Aim of the exercise: Return each line holding the string "type".

** START Task input **

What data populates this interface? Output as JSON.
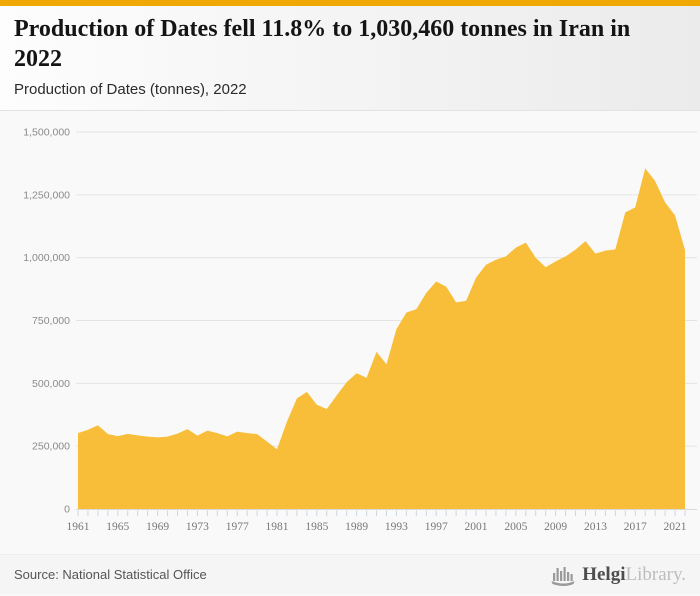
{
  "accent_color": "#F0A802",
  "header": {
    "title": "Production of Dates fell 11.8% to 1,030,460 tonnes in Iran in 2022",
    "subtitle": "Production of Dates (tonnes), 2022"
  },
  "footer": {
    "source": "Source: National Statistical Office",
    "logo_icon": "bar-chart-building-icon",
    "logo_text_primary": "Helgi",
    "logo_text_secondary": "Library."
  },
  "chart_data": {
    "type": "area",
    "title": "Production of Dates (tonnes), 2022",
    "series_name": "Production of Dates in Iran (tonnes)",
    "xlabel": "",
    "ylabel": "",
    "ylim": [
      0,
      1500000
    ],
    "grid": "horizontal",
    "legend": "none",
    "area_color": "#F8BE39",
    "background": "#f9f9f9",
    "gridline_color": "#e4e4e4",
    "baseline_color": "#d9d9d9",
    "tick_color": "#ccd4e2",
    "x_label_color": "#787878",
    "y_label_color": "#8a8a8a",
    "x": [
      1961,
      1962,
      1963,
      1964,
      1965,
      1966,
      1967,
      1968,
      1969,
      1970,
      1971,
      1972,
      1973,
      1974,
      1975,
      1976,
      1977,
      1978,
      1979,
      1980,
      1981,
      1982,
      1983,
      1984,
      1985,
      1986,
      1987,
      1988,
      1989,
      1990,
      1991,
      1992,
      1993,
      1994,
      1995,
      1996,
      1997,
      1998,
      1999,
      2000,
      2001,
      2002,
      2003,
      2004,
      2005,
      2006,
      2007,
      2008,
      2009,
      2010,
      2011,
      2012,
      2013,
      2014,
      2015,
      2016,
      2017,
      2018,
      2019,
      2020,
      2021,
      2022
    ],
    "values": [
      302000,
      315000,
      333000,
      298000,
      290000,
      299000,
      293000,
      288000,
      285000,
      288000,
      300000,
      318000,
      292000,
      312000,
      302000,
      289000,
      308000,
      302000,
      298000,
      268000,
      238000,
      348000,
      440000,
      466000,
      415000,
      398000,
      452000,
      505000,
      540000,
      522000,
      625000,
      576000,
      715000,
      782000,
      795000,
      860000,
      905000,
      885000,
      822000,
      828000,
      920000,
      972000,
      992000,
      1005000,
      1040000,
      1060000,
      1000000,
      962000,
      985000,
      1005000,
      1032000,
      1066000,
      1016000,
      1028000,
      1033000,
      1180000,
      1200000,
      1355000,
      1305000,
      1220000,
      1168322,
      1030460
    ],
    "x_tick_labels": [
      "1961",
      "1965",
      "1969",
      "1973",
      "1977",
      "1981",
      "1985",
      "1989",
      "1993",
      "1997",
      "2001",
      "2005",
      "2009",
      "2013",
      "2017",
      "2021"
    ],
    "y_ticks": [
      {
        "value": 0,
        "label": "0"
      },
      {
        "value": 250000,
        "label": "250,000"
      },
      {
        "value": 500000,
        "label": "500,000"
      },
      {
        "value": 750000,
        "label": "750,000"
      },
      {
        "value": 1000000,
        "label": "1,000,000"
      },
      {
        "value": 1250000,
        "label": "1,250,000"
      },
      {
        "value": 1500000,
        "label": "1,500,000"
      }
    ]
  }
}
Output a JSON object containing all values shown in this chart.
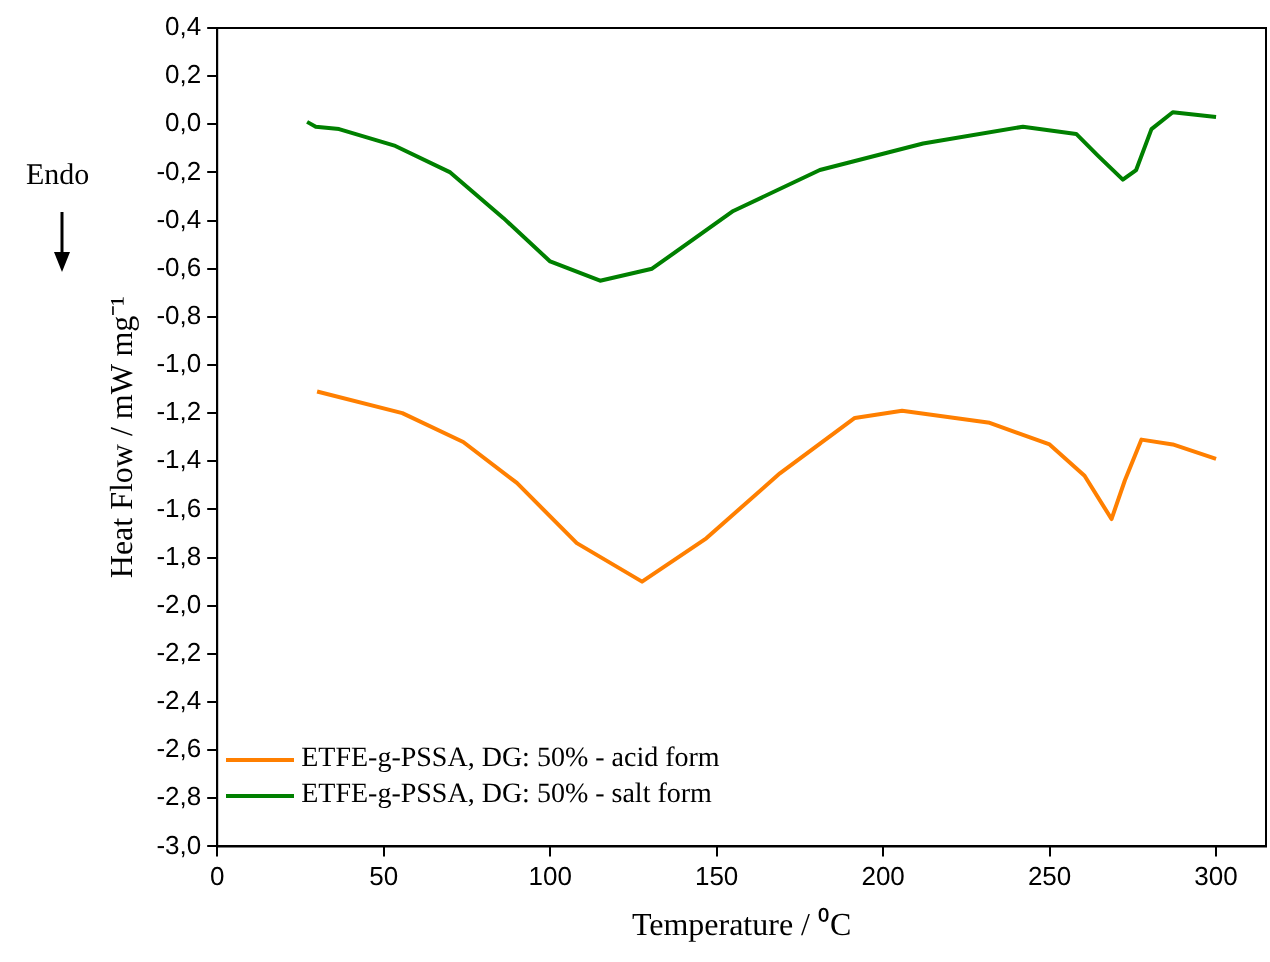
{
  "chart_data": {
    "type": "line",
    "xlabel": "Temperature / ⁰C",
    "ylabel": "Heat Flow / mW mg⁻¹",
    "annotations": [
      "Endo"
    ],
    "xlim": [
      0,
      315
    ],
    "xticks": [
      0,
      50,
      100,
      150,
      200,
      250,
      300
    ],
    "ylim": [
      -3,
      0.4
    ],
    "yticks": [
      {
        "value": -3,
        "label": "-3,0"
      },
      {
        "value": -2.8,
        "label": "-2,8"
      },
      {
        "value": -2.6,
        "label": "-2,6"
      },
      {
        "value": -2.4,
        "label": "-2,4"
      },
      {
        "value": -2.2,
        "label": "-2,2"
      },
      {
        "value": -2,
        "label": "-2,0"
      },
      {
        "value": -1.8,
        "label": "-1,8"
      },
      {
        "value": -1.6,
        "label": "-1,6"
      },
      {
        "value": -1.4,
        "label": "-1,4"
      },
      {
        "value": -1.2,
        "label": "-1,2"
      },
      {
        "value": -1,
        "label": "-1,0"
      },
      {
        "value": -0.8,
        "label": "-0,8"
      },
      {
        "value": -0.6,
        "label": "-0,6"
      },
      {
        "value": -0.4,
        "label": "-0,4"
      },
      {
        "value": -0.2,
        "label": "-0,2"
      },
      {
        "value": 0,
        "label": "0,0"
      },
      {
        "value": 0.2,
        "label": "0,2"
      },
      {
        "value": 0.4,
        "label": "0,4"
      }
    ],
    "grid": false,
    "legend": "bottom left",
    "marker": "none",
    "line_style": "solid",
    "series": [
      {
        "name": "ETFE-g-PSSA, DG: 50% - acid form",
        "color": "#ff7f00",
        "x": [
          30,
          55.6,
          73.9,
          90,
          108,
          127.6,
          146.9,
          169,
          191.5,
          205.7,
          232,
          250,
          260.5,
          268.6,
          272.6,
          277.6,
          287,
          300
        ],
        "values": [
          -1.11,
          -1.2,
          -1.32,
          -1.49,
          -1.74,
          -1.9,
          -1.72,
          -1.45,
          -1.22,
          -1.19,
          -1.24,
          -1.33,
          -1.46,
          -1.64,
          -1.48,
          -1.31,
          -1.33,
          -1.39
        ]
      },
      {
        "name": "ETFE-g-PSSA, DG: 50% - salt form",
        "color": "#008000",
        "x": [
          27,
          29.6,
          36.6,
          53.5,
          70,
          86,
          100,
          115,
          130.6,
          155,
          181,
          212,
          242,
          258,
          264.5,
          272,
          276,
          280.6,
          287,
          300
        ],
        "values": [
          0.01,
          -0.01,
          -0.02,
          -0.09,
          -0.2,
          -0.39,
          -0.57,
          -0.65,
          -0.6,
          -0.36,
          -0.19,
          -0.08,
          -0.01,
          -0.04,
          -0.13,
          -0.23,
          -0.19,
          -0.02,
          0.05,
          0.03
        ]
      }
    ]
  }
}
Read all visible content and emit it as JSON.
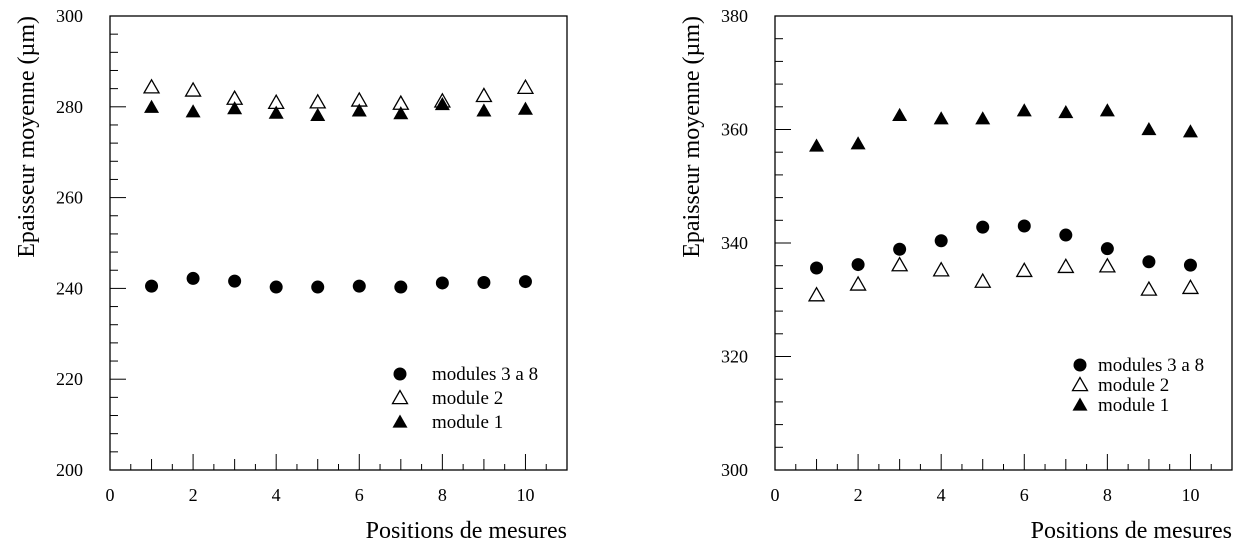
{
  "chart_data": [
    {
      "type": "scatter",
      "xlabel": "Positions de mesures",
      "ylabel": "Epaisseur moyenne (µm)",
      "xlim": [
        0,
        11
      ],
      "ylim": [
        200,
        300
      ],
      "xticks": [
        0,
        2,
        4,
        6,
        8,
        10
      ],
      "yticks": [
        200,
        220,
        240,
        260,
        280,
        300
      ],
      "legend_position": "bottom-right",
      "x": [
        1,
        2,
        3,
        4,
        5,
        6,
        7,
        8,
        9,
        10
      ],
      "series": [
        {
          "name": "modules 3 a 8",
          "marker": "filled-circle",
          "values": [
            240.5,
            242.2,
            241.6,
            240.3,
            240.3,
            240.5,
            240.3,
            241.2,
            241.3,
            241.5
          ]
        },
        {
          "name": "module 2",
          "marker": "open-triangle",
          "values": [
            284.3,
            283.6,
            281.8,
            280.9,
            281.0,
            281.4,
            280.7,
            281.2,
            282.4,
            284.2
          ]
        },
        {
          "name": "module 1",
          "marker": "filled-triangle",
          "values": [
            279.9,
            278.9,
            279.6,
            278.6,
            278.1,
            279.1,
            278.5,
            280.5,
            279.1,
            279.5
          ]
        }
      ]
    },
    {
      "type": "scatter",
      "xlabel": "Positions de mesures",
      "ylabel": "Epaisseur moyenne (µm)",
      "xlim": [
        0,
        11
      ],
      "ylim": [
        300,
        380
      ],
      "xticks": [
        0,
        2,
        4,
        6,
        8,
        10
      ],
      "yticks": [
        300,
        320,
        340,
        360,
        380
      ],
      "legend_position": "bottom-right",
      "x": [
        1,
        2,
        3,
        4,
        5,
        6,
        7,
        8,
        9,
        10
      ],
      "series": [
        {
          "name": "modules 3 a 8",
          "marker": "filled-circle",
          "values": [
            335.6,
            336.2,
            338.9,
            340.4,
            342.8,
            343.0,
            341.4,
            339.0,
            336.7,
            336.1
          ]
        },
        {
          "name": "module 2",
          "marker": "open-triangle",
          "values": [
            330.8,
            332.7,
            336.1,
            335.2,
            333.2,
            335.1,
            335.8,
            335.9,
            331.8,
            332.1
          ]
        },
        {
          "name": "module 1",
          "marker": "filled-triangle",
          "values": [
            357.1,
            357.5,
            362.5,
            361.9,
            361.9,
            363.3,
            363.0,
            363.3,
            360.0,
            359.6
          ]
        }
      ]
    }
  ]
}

** END Task input **

Output:
    "type": "area",
    "type": "line",
      "type": "scatter",
      "type": "scatter",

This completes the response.